GIVEN REQUEST: In the entries below, find every line with "this" and copy it.

[Dataset records]
■ ■ ■ ■

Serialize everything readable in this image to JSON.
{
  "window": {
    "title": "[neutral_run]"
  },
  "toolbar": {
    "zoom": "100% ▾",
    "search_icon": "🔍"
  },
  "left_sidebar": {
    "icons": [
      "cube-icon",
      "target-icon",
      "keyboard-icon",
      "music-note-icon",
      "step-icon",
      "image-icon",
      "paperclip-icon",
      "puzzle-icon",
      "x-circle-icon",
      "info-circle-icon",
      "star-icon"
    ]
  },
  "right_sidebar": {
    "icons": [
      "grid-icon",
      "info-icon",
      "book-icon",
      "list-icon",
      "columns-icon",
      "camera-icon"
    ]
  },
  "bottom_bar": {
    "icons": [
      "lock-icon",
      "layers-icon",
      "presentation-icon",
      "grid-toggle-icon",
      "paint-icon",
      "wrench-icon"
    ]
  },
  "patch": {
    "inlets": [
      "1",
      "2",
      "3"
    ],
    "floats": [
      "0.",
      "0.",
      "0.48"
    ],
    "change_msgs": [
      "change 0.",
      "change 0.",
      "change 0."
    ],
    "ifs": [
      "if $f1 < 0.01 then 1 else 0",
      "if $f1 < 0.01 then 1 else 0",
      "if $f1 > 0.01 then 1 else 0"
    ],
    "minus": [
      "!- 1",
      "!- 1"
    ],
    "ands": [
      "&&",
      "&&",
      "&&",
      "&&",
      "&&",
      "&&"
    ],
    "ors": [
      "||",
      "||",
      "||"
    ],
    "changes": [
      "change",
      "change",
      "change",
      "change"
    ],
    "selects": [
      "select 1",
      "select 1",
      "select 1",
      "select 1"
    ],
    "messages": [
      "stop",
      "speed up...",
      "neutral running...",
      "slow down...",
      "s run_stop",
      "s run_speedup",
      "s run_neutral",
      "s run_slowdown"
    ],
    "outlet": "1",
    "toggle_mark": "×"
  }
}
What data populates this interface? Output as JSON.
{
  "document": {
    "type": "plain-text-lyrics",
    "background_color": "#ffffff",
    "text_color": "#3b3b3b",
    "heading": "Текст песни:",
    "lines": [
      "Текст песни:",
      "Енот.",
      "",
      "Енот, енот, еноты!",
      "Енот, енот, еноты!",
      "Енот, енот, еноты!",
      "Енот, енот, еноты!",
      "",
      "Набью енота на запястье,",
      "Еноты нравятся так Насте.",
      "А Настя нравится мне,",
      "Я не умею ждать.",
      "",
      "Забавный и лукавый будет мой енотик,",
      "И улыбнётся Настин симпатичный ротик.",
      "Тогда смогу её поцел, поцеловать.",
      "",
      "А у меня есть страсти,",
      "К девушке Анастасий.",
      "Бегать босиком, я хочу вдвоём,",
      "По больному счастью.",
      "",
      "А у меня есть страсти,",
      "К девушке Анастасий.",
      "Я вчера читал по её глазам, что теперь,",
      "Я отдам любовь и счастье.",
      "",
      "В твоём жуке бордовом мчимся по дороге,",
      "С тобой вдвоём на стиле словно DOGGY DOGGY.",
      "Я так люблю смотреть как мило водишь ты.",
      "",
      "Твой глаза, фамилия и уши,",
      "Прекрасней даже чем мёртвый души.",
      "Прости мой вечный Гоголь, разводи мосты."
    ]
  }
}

■ ■ ■ ■

ANSWER:
Serialize everything readable in this image to JSON.
What data populates this interface? Output as JSON.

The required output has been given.